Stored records

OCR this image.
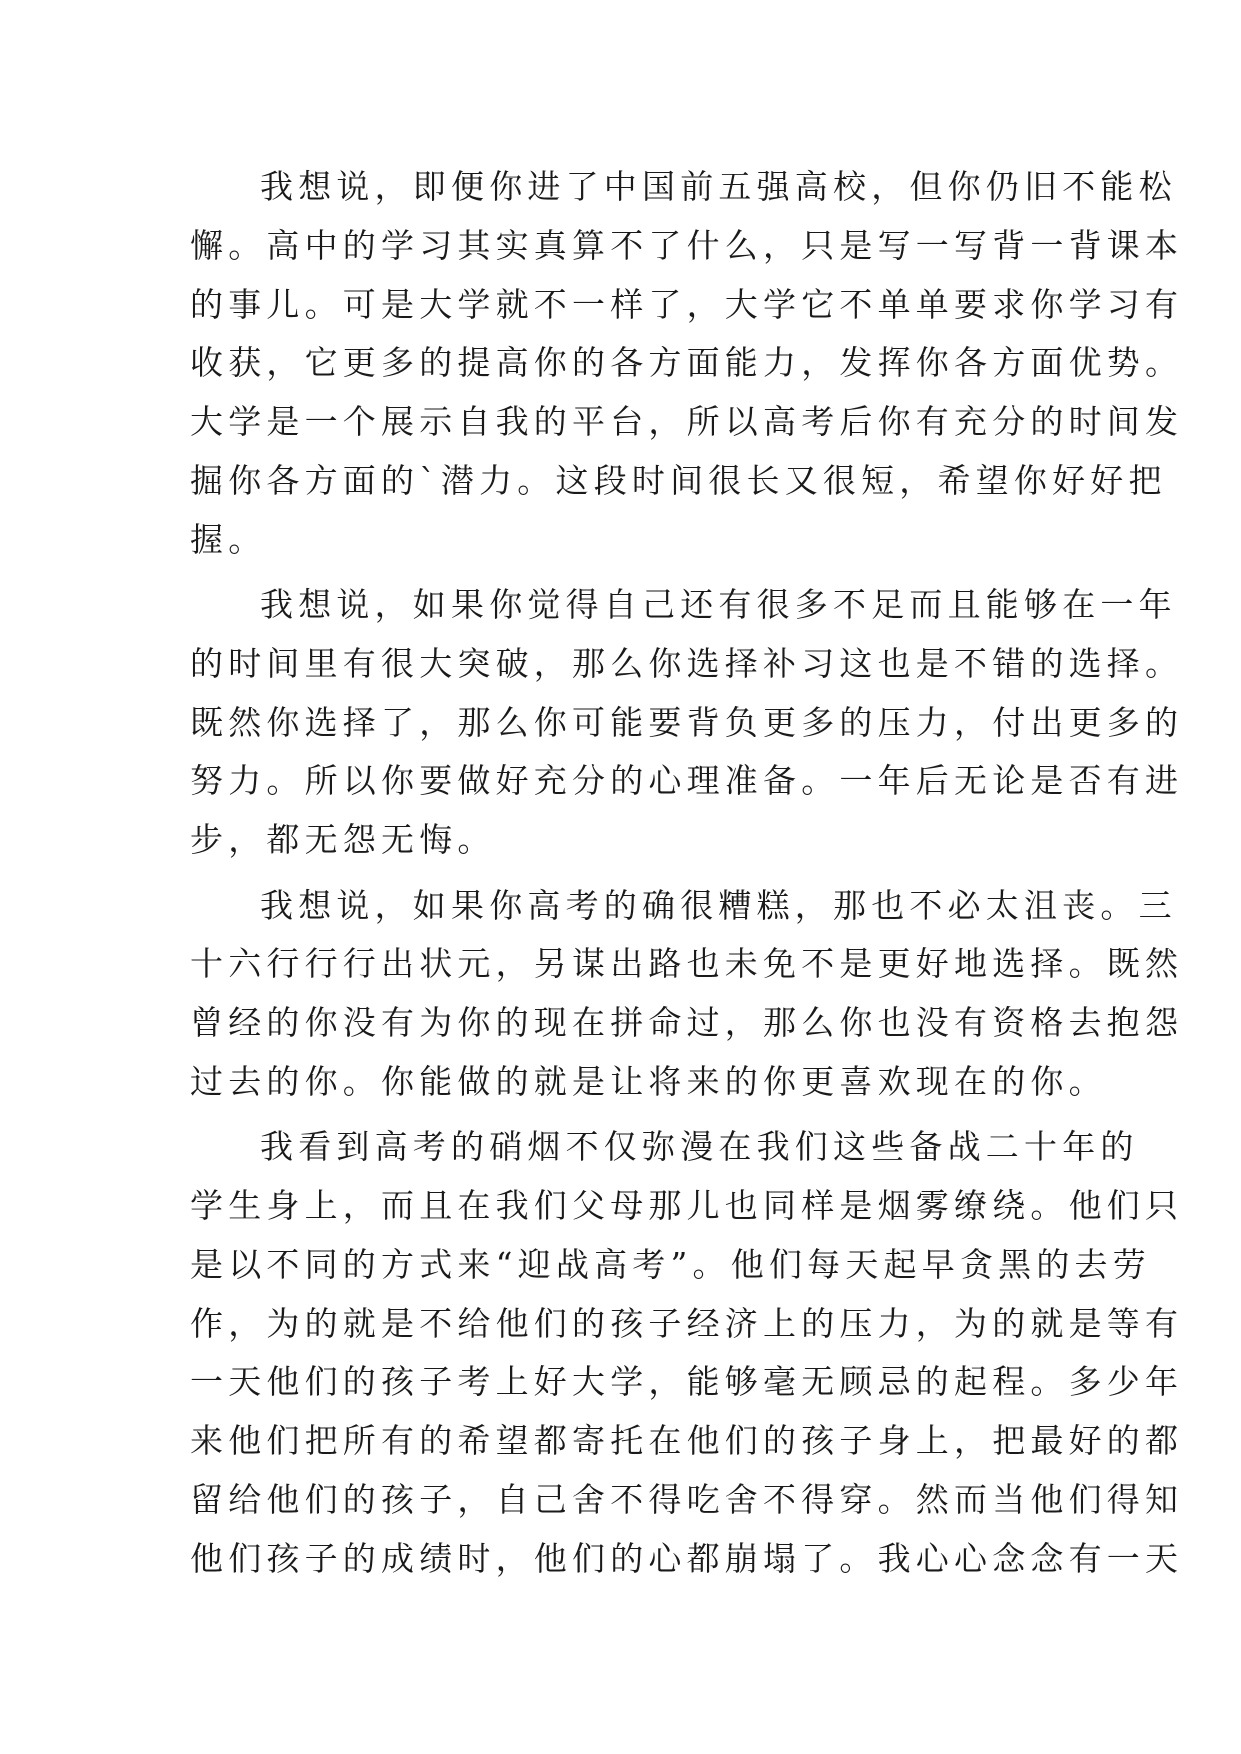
我想说，即便你进了中国前五强高校，但你仍旧不能松
懈。高中的学习其实真算不了什么，只是写一写背一背课本
的事儿。可是大学就不一样了，大学它不单单要求你学习有
收获，它更多的提高你的各方面能力，发挥你各方面优势。
大学是一个展示自我的平台，所以高考后你有充分的时间发
掘你各方面的`潜力。这段时间很长又很短，希望你好好把
握。
我想说，如果你觉得自己还有很多不足而且能够在一年
的时间里有很大突破，那么你选择补习这也是不错的选择。
既然你选择了，那么你可能要背负更多的压力，付出更多的
努力。所以你要做好充分的心理准备。一年后无论是否有进
步，都无怨无悔。
我想说，如果你高考的确很糟糕，那也不必太沮丧。三
十六行行行出状元，另谋出路也未免不是更好地选择。既然
曾经的你没有为你的现在拼命过，那么你也没有资格去抱怨
过去的你。你能做的就是让将来的你更喜欢现在的你。
我看到高考的硝烟不仅弥漫在我们这些备战二十年的
学生身上，而且在我们父母那儿也同样是烟雾缭绕。他们只
是以不同的方式来“迎战高考”。他们每天起早贪黑的去劳
作，为的就是不给他们的孩子经济上的压力，为的就是等有
一天他们的孩子考上好大学，能够毫无顾忌的起程。多少年
来他们把所有的希望都寄托在他们的孩子身上，把最好的都
留给他们的孩子，自己舍不得吃舍不得穿。然而当他们得知
他们孩子的成绩时，他们的心都崩塌了。我心心念念有一天
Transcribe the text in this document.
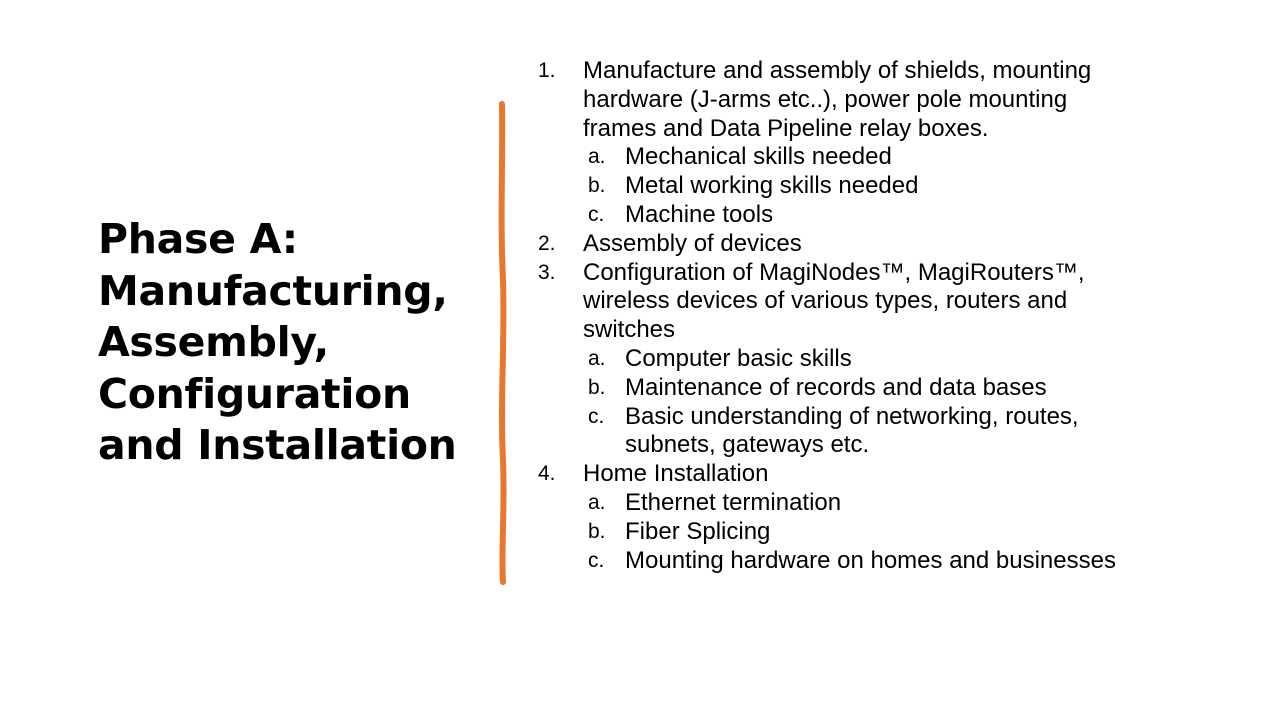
Phase A:
Manufacturing,
Assembly,
Configuration
and Installation
1. Manufacture and assembly of shields, mounting
hardware (J-arms etc..), power pole mounting
frames and Data Pipeline relay boxes.
a. Mechanical skills needed
b. Metal working skills needed
c. Machine tools
2. Assembly of devices
3. Configuration of MagiNodes™, MagiRouters™,
wireless devices of various types, routers and
switches
a. Computer basic skills
b. Maintenance of records and data bases
c. Basic understanding of networking, routes,
subnets, gateways etc.
4. Home Installation
a. Ethernet termination
b. Fiber Splicing
c. Mounting hardware on homes and businesses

__Directions for this task__
Go through the entries above and print each one exactly, minus the pictures.

__Output for this exercise__
OCR this image.
我想说，即便你进了中国前五强高校，但你仍旧不能松
懈。高中的学习其实真算不了什么，只是写一写背一背课本
的事儿。可是大学就不一样了，大学它不单单要求你学习有
收获，它更多的提高你的各方面能力，发挥你各方面优势。
大学是一个展示自我的平台，所以高考后你有充分的时间发
掘你各方面的`潜力。这段时间很长又很短，希望你好好把
握。
我想说，如果你觉得自己还有很多不足而且能够在一年
的时间里有很大突破，那么你选择补习这也是不错的选择。
既然你选择了，那么你可能要背负更多的压力，付出更多的
努力。所以你要做好充分的心理准备。一年后无论是否有进
步，都无怨无悔。
我想说，如果你高考的确很糟糕，那也不必太沮丧。三
十六行行行出状元，另谋出路也未免不是更好地选择。既然
曾经的你没有为你的现在拼命过，那么你也没有资格去抱怨
过去的你。你能做的就是让将来的你更喜欢现在的你。
我看到高考的硝烟不仅弥漫在我们这些备战二十年的
学生身上，而且在我们父母那儿也同样是烟雾缭绕。他们只
是以不同的方式来“迎战高考”。他们每天起早贪黑的去劳
作，为的就是不给他们的孩子经济上的压力，为的就是等有
一天他们的孩子考上好大学，能够毫无顾忌的起程。多少年
来他们把所有的希望都寄托在他们的孩子身上，把最好的都
留给他们的孩子，自己舍不得吃舍不得穿。然而当他们得知
他们孩子的成绩时，他们的心都崩塌了。我心心念念有一天
Transcribe the text in this document.
Phase A:
Manufacturing,
Assembly,
Configuration
and Installation
1. Manufacture and assembly of shields, mounting
hardware (J-arms etc..), power pole mounting
frames and Data Pipeline relay boxes.
a. Mechanical skills needed
b. Metal working skills needed
c. Machine tools
2. Assembly of devices
3. Configuration of MagiNodes™, MagiRouters™,
wireless devices of various types, routers and
switches
a. Computer basic skills
b. Maintenance of records and data bases
c. Basic understanding of networking, routes,
subnets, gateways etc.
4. Home Installation
a. Ethernet termination
b. Fiber Splicing
c. Mounting hardware on homes and businesses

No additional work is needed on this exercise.